TASK:
Which lines of the records contain "Output"? Collect every one of them.

[Figure content listings]

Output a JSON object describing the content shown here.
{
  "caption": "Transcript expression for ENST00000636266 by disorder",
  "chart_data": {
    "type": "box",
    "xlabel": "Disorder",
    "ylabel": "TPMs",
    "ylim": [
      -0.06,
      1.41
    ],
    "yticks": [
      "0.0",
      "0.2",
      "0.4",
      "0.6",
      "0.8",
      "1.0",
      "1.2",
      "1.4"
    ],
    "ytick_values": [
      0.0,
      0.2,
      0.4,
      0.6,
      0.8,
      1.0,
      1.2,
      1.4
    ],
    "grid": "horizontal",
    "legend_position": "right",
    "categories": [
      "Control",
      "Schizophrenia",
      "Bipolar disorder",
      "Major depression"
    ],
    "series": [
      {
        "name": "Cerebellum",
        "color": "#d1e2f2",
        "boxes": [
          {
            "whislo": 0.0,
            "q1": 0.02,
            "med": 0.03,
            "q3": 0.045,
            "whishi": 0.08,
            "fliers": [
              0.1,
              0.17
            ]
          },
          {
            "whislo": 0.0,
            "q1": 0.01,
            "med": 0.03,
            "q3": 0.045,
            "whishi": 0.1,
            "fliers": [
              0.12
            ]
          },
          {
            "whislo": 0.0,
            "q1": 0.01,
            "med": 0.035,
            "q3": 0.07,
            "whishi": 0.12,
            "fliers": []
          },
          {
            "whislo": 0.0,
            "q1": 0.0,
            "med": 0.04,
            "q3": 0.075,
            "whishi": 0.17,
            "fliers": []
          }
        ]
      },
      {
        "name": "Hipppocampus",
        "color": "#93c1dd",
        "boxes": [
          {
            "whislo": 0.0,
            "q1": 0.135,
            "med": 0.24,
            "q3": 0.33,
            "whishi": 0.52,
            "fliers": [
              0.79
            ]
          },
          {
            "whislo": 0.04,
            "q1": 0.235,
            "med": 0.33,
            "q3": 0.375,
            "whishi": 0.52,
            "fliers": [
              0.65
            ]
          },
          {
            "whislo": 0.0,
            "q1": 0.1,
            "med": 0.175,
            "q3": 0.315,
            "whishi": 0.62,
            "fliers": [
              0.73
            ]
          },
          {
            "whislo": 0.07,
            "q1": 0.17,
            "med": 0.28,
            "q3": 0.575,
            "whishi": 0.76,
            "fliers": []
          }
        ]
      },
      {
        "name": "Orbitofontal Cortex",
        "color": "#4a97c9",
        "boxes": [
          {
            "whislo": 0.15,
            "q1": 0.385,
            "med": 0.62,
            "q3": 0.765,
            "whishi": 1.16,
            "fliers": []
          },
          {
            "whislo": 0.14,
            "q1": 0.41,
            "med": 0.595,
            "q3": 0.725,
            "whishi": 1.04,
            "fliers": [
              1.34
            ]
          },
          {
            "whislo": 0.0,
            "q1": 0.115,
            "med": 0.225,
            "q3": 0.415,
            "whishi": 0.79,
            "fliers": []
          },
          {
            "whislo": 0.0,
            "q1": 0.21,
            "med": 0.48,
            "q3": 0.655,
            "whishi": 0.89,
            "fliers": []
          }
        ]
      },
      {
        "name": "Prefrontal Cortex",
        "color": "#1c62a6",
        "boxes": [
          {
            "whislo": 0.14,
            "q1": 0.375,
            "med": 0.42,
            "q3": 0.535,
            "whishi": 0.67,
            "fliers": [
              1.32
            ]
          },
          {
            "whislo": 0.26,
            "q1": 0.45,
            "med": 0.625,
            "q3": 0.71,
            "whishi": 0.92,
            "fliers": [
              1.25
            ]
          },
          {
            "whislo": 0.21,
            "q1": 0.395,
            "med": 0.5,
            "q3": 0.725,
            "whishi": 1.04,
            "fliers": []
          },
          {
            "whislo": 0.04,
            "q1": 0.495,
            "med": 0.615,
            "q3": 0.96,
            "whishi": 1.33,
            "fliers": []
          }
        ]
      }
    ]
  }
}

...

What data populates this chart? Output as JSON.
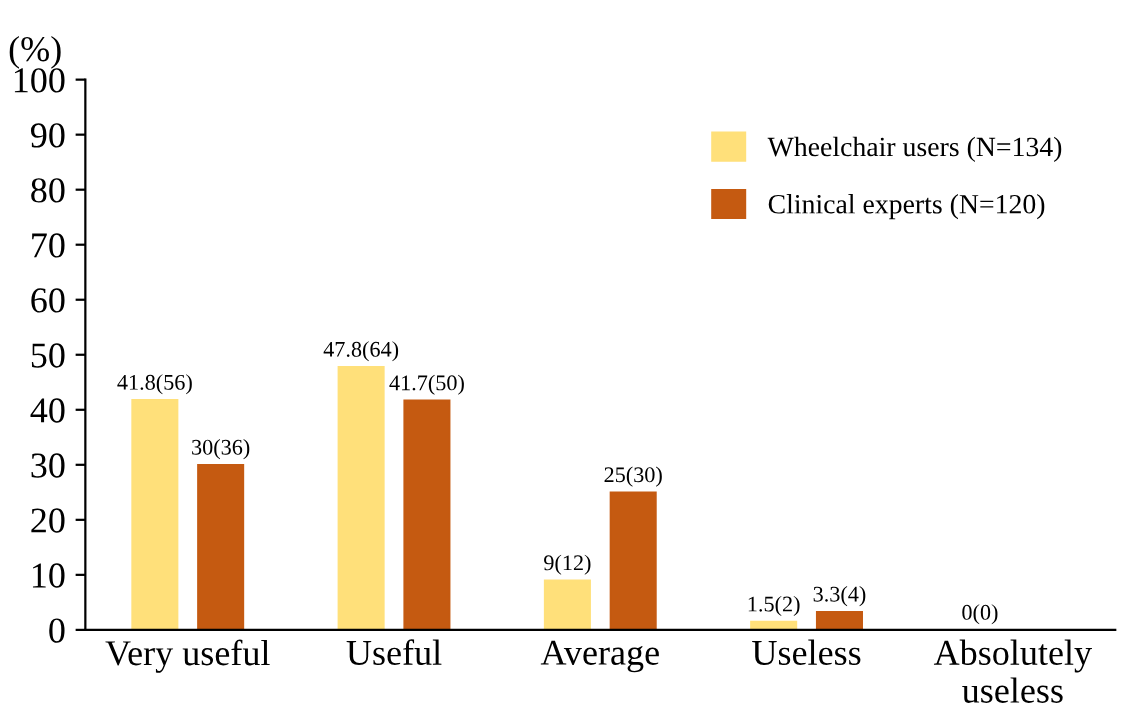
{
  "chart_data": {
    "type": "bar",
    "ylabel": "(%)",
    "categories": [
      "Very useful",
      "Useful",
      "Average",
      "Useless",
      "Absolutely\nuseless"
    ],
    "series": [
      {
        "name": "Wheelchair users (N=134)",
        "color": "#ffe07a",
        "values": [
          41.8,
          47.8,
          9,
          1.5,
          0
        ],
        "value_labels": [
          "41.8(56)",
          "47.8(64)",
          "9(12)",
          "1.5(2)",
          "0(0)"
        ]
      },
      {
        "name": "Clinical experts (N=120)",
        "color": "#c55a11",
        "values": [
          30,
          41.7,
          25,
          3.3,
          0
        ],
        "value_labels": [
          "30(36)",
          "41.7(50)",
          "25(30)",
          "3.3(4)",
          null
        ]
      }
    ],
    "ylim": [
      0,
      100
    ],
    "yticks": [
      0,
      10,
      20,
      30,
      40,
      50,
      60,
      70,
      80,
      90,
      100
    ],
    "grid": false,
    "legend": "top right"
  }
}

TASK RESPONSE:
Output a JSON object describing the content shown here.
What data populates this chart? Output as JSON.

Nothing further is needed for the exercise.